[Job] Out of the lines below, please list those that hold the string "U네이션".

[Dataset items]
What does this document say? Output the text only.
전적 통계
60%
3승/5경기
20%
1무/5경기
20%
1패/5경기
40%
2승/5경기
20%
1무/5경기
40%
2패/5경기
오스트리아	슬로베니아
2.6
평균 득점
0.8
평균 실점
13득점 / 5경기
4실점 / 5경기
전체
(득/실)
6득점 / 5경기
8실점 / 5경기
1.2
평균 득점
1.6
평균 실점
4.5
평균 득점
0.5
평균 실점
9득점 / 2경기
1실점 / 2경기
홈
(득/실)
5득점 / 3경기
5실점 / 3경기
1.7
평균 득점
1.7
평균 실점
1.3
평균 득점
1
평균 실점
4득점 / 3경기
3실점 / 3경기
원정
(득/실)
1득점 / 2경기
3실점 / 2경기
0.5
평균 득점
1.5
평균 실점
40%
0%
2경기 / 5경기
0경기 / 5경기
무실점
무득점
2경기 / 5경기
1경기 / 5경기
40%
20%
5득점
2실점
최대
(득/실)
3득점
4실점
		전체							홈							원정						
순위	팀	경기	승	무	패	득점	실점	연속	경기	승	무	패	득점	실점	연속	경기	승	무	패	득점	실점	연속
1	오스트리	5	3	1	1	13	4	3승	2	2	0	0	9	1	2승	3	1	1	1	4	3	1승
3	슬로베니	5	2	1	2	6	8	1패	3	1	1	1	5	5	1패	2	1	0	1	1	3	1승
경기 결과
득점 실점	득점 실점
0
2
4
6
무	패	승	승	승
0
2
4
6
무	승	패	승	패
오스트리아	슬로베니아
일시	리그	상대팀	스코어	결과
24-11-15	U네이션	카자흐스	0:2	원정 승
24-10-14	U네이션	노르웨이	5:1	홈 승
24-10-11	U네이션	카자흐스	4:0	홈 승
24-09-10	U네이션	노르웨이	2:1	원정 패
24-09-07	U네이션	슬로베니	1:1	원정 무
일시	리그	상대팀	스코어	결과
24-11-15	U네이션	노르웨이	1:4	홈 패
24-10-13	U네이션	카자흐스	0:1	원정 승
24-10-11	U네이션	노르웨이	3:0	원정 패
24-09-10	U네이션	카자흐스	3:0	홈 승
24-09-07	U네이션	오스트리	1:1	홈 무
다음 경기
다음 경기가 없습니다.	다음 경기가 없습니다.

[Task result]
24-11-15	U네이션	카자흐스	0:2	원정 승
24-10-14	U네이션	노르웨이	5:1	홈 승
24-10-11	U네이션	카자흐스	4:0	홈 승
24-09-10	U네이션	노르웨이	2:1	원정 패
24-09-07	U네이션	슬로베니	1:1	원정 무
24-11-15	U네이션	노르웨이	1:4	홈 패
24-10-13	U네이션	카자흐스	0:1	원정 승
24-10-11	U네이션	노르웨이	3:0	원정 패
24-09-10	U네이션	카자흐스	3:0	홈 승
24-09-07	U네이션	오스트리	1:1	홈 무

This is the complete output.